- GIVEN INSTRUCTION
Scan the listing and work out how many lines contain the word "Demand". Nothing but the number should be given.

- DATA SHOWN
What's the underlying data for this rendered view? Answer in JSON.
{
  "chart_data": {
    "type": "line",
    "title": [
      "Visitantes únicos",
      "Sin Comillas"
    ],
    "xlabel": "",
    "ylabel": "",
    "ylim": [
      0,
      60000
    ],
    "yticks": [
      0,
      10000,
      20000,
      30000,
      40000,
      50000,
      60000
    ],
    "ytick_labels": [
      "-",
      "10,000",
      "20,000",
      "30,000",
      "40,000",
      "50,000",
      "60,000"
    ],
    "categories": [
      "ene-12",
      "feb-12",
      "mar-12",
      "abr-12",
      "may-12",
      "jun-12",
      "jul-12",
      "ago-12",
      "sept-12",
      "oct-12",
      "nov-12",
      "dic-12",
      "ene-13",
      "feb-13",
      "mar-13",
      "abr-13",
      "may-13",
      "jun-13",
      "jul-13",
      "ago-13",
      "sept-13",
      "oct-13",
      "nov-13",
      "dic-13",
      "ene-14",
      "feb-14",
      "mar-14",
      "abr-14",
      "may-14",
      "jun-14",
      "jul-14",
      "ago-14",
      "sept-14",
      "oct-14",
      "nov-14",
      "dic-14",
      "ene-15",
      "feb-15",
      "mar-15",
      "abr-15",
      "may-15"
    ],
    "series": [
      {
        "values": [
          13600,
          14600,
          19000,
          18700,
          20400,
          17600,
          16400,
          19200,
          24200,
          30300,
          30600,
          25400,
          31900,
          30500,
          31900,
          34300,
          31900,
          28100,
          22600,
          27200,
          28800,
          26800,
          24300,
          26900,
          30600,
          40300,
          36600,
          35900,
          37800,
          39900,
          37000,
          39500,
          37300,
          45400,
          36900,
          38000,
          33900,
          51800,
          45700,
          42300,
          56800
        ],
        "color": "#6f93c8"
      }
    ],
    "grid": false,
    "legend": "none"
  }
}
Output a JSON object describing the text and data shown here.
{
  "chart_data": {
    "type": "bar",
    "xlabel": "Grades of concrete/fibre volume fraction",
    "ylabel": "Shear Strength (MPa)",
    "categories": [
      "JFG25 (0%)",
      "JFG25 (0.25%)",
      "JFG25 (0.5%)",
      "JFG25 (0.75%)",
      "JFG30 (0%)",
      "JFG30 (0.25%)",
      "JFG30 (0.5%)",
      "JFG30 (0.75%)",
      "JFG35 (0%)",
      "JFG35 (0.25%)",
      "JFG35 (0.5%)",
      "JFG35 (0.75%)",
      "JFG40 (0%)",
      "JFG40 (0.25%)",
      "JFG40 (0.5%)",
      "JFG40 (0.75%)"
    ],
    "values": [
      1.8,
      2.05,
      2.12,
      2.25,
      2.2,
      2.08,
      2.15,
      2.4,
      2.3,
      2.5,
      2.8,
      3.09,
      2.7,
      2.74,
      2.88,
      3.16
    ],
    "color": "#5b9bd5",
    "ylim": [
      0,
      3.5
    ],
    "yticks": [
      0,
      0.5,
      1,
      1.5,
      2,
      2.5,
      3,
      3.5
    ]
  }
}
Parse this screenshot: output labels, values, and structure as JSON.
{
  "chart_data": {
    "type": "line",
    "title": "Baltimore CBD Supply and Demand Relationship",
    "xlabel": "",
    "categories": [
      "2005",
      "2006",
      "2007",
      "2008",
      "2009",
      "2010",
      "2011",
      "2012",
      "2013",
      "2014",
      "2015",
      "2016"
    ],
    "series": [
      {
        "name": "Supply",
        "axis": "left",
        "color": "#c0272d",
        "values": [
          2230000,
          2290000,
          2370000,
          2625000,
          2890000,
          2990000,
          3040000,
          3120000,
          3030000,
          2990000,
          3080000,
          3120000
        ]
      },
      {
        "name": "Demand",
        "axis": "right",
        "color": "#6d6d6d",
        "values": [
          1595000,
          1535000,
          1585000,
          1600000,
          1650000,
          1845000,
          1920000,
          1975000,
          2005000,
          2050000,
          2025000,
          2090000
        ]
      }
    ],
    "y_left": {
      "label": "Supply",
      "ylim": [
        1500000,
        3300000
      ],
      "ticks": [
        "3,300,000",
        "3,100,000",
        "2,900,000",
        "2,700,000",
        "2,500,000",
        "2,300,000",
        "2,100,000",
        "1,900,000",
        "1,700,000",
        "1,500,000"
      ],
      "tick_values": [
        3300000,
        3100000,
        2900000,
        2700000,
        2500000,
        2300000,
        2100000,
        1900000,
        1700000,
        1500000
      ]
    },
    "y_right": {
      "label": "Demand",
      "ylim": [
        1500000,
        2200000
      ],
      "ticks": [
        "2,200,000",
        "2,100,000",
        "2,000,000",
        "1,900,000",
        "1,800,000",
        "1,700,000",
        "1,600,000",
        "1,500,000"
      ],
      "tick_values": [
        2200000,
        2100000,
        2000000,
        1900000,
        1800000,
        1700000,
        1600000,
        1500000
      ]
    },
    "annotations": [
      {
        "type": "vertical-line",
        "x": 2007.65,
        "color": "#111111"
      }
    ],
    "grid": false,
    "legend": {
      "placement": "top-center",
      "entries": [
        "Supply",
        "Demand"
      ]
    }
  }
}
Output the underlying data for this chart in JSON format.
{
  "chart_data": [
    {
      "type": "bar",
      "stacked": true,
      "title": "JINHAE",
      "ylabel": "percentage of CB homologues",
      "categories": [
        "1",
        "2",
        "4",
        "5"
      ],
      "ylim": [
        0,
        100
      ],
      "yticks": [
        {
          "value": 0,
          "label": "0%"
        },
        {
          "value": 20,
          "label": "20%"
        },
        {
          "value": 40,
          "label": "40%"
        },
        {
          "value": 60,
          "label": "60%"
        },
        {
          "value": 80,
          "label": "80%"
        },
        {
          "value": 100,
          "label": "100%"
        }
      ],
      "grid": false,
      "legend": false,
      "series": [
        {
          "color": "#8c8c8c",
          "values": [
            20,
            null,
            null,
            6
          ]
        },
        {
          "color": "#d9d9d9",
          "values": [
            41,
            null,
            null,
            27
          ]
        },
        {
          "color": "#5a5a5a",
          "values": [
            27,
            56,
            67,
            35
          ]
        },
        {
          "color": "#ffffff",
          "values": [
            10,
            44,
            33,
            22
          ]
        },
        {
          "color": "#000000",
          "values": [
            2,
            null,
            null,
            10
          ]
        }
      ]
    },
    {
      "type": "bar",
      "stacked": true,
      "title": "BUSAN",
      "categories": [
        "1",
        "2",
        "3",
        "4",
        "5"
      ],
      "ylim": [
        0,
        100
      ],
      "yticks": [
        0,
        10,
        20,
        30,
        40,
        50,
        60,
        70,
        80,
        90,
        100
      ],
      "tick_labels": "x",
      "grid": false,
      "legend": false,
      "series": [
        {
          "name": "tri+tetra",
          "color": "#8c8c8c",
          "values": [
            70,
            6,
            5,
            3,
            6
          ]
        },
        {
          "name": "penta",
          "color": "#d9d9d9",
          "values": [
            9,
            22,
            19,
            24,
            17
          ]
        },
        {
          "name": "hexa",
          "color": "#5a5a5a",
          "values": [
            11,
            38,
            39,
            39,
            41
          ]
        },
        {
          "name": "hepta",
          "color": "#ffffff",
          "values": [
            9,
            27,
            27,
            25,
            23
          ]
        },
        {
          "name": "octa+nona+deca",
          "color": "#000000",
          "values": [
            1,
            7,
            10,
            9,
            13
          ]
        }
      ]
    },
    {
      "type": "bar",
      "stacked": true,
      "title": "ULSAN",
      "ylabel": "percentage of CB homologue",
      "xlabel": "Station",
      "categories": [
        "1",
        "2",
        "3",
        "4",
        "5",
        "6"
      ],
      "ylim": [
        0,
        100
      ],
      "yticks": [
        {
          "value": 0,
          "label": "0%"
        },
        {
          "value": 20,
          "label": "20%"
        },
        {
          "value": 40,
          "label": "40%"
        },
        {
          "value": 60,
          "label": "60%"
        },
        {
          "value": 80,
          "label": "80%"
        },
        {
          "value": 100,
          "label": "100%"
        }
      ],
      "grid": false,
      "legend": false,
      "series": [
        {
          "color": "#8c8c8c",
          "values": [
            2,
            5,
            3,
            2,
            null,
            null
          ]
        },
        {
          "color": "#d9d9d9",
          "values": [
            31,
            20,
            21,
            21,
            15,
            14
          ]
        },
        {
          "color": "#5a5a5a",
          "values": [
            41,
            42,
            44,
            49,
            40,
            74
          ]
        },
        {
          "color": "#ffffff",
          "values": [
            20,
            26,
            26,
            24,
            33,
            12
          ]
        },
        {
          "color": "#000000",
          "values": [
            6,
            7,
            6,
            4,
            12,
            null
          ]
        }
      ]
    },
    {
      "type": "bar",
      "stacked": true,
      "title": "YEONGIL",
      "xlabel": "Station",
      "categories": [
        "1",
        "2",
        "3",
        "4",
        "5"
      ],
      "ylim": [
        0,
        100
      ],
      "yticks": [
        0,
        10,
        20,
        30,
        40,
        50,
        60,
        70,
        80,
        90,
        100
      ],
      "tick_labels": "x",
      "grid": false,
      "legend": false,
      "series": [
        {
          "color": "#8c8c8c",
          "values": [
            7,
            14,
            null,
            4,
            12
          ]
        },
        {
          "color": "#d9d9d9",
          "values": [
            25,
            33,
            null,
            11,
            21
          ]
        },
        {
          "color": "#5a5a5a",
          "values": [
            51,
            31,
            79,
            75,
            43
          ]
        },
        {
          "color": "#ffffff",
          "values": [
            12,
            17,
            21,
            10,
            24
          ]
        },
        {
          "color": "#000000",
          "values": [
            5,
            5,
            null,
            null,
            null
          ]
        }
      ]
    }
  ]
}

- ANSWER BELOW
4